*What the task requires*.
Find the string "tantùm" in the records. Copy every line it appears in.

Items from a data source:
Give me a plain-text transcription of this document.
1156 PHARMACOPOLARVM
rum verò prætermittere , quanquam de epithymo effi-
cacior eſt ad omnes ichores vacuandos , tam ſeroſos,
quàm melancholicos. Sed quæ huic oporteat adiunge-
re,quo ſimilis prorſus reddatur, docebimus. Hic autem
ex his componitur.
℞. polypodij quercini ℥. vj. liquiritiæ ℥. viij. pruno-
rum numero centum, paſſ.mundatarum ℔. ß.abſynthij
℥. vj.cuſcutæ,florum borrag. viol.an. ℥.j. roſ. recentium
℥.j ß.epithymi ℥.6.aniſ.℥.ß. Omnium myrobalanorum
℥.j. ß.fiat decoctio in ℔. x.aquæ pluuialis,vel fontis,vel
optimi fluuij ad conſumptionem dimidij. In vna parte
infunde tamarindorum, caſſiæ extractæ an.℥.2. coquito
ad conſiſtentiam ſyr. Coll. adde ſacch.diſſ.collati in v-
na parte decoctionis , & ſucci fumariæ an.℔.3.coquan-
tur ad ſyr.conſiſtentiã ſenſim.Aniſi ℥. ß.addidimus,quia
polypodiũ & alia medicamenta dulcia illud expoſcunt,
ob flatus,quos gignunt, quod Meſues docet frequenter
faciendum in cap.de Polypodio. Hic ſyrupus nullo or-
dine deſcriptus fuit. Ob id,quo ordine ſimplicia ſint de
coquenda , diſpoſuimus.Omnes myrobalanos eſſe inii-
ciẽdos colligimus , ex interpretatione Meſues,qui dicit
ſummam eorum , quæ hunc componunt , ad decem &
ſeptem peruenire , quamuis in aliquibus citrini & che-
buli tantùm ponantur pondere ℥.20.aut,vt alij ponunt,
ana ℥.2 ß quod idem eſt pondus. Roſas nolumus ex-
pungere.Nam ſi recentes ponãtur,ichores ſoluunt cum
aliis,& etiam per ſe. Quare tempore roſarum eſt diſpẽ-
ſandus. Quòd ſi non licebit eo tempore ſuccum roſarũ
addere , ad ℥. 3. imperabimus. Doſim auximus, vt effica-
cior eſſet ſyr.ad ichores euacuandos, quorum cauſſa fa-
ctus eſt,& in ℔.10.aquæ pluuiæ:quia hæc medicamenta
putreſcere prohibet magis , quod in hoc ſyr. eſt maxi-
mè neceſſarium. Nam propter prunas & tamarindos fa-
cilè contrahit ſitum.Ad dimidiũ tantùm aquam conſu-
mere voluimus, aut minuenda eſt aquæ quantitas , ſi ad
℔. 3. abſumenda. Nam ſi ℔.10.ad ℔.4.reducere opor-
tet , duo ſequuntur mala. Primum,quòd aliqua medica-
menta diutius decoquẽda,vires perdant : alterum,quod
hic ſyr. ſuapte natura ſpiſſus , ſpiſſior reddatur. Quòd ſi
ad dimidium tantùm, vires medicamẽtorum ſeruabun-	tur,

*Result for this exercise*.
buli tantùm ponantur pondere ℥.20.aut,vt alij ponunt,
cilè contrahit ſitum.Ad dimidiũ tantùm aquam conſu-
ad dimidium tantùm, vires medicamẽtorum ſeruabun-	tur,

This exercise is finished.